WHAT TO WORK ON →
Pick out each line below containing "screenshot".

Items listed in a dataset
····················
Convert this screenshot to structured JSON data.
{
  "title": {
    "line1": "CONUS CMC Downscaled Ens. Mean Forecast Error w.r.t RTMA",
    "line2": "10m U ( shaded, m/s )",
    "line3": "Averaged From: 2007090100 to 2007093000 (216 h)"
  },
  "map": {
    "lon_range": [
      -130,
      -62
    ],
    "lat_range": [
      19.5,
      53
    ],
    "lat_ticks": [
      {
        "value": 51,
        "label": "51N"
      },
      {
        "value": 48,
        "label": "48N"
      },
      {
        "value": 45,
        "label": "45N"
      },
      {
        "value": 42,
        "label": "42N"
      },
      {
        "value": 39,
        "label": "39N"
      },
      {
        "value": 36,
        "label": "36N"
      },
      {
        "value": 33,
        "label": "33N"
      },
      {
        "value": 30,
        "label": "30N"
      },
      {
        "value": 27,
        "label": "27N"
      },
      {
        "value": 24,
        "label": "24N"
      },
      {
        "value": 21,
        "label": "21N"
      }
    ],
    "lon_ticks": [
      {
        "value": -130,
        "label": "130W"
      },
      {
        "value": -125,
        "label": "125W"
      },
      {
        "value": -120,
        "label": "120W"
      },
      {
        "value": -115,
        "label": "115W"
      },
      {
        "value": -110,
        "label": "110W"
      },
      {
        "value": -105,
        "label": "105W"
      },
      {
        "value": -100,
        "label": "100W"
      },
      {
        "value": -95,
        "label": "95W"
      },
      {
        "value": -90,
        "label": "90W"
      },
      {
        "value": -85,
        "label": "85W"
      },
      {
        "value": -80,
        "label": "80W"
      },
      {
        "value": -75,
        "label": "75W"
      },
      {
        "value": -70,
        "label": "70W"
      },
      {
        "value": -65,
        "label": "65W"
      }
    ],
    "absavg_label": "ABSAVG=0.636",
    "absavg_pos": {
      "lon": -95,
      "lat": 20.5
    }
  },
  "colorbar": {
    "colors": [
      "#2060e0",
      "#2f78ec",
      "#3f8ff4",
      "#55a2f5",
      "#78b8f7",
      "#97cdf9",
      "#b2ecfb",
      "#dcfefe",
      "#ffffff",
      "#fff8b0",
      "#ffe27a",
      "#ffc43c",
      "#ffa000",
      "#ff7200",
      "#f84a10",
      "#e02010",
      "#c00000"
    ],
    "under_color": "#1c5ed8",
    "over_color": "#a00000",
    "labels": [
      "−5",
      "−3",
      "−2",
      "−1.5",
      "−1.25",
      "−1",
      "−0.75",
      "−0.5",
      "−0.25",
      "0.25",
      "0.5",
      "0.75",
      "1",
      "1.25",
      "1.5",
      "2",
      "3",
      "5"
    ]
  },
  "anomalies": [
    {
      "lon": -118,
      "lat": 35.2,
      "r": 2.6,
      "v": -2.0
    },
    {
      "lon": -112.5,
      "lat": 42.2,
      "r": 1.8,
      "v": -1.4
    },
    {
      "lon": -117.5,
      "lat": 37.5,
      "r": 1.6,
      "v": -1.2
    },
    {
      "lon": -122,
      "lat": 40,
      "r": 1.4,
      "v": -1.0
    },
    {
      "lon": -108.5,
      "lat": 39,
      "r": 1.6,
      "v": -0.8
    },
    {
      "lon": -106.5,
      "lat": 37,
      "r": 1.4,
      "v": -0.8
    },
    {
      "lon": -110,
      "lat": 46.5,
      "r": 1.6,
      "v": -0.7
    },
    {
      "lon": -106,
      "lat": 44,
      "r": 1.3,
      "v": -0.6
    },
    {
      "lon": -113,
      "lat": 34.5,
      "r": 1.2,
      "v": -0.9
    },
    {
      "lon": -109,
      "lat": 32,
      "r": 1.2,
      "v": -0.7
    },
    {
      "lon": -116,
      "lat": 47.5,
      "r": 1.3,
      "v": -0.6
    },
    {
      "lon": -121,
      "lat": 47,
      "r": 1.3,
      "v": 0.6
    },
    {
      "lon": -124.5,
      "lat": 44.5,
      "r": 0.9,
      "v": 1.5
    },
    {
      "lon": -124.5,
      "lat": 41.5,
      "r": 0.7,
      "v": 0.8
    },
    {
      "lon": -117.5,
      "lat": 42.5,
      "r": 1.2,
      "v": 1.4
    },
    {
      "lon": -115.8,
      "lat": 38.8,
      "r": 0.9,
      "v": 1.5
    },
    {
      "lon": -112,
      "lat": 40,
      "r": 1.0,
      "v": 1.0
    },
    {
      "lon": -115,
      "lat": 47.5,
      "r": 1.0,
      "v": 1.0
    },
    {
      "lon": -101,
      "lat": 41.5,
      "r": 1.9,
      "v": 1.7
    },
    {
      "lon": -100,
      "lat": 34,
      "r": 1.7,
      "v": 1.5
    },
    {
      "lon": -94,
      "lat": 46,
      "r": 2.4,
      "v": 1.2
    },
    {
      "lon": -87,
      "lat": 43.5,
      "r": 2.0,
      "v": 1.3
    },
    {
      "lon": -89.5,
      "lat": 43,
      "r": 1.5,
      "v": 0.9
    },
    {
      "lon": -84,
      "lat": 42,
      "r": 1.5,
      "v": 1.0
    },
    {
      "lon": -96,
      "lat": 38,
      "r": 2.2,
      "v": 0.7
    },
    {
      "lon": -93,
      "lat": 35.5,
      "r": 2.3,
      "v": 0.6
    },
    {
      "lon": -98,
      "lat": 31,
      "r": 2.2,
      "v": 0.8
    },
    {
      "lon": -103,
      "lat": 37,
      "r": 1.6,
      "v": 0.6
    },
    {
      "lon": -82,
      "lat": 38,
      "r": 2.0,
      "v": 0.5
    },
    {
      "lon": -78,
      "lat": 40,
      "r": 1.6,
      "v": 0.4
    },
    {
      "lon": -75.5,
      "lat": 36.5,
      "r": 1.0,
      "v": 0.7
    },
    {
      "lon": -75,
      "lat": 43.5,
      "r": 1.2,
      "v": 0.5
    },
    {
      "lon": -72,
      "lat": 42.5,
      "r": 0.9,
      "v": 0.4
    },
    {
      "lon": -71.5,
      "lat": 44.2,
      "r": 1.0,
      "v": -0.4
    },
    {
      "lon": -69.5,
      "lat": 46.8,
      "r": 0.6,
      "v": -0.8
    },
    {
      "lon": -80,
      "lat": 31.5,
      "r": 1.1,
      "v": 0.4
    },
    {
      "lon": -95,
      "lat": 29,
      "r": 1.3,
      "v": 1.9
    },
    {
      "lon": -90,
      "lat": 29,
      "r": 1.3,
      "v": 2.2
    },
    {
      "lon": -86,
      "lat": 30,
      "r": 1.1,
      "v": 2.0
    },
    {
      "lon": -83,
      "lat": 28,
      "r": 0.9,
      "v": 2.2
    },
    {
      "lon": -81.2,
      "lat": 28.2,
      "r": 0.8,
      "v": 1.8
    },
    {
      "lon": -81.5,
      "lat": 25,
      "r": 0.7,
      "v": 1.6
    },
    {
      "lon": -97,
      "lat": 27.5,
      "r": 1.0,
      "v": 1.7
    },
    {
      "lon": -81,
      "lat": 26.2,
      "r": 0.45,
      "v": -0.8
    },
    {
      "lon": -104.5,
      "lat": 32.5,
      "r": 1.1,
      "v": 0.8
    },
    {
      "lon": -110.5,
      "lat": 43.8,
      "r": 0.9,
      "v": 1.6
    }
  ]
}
····················
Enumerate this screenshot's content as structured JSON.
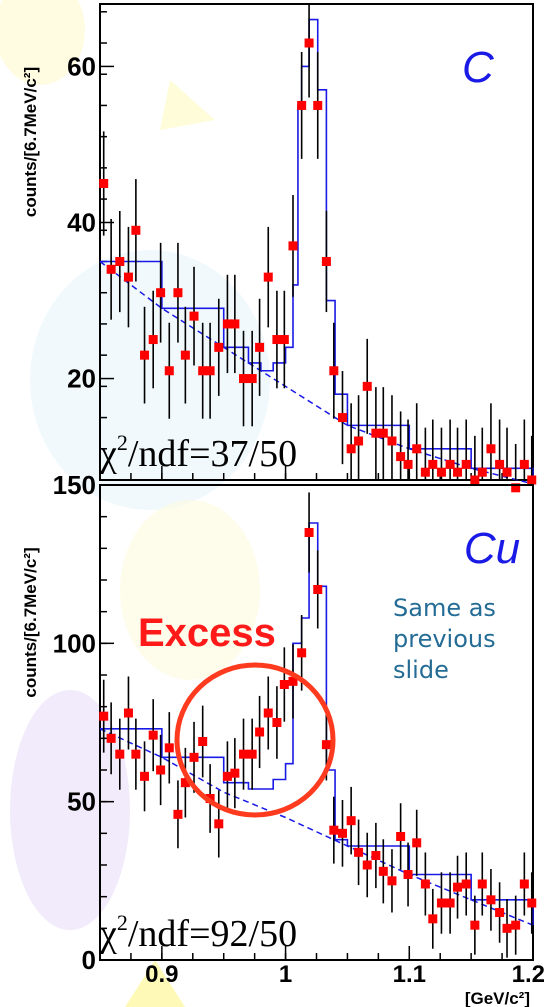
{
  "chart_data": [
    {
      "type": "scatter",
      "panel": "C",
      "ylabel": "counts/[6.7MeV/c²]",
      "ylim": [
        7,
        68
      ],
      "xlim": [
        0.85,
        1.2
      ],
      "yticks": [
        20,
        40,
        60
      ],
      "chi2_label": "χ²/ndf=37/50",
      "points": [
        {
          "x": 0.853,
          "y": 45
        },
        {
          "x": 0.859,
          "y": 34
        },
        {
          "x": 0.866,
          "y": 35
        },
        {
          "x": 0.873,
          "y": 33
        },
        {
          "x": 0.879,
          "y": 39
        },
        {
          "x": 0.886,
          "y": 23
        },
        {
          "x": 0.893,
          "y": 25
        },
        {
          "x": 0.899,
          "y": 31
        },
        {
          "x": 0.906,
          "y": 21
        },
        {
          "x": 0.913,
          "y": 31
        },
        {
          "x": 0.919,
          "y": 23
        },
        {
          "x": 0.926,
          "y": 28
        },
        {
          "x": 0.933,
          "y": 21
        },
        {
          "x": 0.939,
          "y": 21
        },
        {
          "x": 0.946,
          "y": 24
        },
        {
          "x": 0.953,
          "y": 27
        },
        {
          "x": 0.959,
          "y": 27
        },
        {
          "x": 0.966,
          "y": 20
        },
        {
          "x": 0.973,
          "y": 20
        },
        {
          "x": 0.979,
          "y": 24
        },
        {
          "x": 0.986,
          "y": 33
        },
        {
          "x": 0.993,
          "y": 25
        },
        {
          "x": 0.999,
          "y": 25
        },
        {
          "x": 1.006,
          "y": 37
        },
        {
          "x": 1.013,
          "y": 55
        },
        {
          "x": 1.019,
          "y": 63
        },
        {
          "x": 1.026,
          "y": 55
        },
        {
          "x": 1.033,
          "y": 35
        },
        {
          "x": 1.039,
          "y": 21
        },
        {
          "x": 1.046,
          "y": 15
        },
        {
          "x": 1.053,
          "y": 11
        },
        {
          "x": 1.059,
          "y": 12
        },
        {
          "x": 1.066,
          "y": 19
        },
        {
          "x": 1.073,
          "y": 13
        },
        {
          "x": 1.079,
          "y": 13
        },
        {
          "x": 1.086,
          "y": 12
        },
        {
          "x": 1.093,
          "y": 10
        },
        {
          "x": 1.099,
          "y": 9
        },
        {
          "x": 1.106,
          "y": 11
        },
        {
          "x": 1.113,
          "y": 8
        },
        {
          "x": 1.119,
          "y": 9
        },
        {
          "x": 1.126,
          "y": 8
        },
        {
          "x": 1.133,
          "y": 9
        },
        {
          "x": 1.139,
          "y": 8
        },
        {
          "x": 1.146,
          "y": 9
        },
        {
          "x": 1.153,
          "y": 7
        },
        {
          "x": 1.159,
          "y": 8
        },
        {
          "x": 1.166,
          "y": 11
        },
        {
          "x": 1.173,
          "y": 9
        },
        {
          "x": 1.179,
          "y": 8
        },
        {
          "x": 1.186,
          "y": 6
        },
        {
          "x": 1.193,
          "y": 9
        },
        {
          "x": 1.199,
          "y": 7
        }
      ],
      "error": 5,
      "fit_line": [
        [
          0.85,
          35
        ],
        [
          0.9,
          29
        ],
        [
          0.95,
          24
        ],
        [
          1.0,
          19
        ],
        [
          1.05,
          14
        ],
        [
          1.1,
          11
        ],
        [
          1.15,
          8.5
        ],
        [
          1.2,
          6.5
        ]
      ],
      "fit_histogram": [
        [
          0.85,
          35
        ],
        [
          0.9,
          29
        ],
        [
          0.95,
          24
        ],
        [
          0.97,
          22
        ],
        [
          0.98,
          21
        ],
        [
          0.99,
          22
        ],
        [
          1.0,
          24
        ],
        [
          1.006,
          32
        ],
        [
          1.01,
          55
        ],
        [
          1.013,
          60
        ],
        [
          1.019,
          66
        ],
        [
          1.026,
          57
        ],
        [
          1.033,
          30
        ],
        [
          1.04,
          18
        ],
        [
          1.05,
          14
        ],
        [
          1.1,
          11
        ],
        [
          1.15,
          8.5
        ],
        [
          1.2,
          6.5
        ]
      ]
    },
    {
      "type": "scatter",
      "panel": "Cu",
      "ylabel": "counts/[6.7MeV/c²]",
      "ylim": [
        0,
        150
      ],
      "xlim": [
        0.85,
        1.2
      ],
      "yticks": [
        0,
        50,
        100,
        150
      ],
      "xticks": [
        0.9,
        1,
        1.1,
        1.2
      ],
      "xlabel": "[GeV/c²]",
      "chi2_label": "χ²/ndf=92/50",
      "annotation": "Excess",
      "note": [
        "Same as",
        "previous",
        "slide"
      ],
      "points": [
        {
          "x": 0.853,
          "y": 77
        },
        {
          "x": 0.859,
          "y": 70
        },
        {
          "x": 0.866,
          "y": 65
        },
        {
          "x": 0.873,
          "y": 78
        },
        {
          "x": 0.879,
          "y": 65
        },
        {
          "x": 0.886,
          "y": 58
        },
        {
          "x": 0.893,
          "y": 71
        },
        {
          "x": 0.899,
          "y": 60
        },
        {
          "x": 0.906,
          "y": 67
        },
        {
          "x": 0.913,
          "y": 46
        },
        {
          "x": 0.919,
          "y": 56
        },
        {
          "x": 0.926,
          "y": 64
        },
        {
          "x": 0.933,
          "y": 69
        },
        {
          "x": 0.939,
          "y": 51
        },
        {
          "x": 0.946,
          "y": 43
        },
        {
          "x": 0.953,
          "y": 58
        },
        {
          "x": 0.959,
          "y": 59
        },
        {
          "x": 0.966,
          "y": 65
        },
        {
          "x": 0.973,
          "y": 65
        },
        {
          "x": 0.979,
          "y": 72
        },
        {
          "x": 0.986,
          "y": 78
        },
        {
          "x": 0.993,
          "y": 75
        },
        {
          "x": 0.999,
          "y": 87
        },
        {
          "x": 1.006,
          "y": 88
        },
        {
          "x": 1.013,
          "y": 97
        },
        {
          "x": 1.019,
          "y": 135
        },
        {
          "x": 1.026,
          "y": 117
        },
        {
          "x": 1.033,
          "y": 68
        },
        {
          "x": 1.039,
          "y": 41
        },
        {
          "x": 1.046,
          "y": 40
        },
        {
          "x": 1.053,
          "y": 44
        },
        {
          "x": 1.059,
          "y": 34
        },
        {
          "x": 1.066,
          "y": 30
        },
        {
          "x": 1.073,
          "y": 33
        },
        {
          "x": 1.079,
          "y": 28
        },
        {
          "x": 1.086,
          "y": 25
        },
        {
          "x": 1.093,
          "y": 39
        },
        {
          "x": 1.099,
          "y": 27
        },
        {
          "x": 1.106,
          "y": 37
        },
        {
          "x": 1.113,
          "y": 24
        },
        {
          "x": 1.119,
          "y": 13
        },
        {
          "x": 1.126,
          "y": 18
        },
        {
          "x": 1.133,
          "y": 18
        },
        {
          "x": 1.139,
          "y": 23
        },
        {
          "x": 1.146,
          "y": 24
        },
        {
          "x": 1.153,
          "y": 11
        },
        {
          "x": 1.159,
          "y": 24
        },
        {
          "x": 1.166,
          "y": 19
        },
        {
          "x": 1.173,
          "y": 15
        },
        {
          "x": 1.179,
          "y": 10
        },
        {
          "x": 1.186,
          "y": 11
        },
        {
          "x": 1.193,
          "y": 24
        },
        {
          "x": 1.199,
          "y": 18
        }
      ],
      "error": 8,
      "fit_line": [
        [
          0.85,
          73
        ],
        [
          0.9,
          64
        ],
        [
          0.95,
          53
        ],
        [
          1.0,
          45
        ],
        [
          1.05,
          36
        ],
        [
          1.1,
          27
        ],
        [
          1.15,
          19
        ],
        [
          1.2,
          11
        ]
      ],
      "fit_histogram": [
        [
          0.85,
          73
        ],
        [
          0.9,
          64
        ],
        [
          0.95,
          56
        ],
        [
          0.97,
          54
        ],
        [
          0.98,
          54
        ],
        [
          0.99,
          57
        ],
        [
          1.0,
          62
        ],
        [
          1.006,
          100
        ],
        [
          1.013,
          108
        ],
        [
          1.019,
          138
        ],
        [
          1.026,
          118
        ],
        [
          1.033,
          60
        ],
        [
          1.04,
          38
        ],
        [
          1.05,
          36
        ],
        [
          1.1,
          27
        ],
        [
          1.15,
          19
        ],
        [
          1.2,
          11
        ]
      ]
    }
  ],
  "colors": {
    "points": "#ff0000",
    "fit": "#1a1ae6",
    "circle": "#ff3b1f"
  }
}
····················
WRITTEN ANSWER →
Convert this screenshot to structured JSON data.
Enumerate this screenshot's content as structured JSON.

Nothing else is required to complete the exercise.